What you have to do — Go through the listing and pick out each line with the word "зданий" in it.

** start of Supplied records **

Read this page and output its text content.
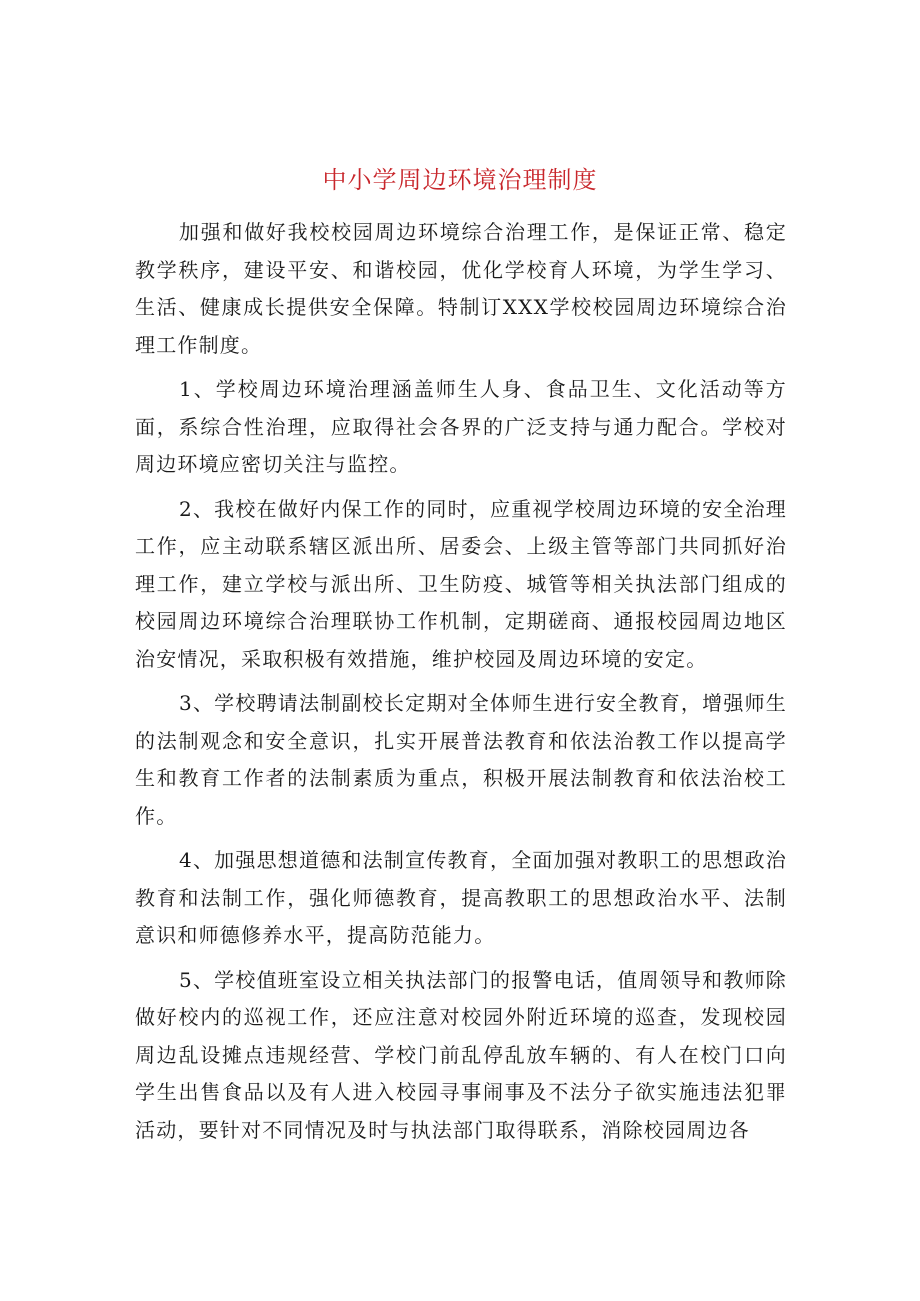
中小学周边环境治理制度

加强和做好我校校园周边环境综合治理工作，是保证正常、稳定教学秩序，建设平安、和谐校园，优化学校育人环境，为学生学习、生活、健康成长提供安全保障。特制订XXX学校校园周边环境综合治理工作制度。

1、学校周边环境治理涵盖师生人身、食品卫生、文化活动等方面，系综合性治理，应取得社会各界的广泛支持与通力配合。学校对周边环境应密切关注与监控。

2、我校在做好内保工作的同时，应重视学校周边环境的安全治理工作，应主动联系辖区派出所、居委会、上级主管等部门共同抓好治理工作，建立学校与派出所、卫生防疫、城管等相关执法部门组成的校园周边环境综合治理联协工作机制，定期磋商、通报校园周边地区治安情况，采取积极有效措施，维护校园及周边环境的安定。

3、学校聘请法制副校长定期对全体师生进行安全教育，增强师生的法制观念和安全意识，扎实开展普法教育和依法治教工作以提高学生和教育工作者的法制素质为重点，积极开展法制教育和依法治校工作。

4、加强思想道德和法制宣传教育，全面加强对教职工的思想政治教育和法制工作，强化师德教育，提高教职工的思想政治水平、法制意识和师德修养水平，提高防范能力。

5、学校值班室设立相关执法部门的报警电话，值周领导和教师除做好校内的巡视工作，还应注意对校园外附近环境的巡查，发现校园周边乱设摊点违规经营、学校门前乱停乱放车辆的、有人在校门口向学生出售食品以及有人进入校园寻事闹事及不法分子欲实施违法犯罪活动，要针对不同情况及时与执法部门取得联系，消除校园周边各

** end of Supplied records **
** start of Supplied records **

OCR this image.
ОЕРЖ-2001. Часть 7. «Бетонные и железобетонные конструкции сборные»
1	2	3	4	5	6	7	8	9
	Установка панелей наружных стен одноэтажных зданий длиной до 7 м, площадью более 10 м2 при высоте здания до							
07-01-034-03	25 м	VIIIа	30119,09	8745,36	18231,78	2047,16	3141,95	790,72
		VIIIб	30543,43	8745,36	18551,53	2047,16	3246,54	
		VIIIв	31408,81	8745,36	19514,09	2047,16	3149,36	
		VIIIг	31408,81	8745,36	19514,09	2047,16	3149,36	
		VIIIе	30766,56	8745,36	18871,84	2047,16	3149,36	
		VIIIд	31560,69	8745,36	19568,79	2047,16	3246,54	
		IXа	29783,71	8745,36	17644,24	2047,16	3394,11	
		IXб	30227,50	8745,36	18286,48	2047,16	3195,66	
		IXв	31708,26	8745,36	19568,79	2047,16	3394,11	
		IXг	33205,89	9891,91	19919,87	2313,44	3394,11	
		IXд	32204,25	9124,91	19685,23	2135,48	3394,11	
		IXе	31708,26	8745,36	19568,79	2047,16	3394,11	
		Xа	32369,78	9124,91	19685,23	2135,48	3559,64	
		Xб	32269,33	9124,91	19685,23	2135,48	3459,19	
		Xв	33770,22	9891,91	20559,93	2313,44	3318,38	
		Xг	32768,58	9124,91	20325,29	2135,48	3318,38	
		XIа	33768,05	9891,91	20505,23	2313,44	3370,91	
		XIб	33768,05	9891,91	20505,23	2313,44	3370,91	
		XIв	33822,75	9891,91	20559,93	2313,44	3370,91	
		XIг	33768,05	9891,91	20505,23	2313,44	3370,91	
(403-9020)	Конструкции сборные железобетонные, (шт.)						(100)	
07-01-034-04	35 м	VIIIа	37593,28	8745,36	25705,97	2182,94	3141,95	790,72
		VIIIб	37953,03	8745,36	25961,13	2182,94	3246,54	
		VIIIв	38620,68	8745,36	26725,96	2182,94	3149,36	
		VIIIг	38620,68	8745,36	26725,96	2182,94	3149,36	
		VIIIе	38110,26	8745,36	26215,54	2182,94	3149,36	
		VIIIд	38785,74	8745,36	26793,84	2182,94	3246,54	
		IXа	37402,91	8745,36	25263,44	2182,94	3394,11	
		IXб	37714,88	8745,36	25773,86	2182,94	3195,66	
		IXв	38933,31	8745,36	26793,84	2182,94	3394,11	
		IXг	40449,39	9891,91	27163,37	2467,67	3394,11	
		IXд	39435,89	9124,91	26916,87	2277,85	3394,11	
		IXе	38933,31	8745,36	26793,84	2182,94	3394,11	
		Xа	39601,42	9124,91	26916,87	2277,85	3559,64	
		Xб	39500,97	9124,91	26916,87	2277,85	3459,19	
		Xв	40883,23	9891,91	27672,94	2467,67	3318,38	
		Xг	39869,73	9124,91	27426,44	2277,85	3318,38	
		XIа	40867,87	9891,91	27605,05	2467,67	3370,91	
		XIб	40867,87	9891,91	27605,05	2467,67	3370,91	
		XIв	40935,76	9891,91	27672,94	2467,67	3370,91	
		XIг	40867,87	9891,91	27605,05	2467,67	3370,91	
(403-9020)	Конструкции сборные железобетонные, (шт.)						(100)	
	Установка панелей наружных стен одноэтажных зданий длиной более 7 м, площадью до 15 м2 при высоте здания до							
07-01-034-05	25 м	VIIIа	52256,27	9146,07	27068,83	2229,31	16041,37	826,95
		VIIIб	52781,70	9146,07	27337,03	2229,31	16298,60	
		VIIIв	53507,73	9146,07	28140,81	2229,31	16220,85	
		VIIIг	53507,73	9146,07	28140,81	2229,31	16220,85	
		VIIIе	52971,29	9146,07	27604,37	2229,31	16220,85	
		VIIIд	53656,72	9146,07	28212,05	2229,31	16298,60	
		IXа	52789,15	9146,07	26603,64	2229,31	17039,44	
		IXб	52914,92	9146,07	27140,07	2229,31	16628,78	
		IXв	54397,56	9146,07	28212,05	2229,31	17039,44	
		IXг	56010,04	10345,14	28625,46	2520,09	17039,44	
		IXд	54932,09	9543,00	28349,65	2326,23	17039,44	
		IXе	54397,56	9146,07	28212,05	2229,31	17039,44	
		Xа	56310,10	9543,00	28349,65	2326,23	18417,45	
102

** end of Supplied records **

Written answer —
	Установка панелей наружных стен одноэтажных зданий длиной до 7 м, площадью более 10 м2 при высоте здания до							
	Установка панелей наружных стен одноэтажных зданий длиной более 7 м, площадью до 15 м2 при высоте здания до							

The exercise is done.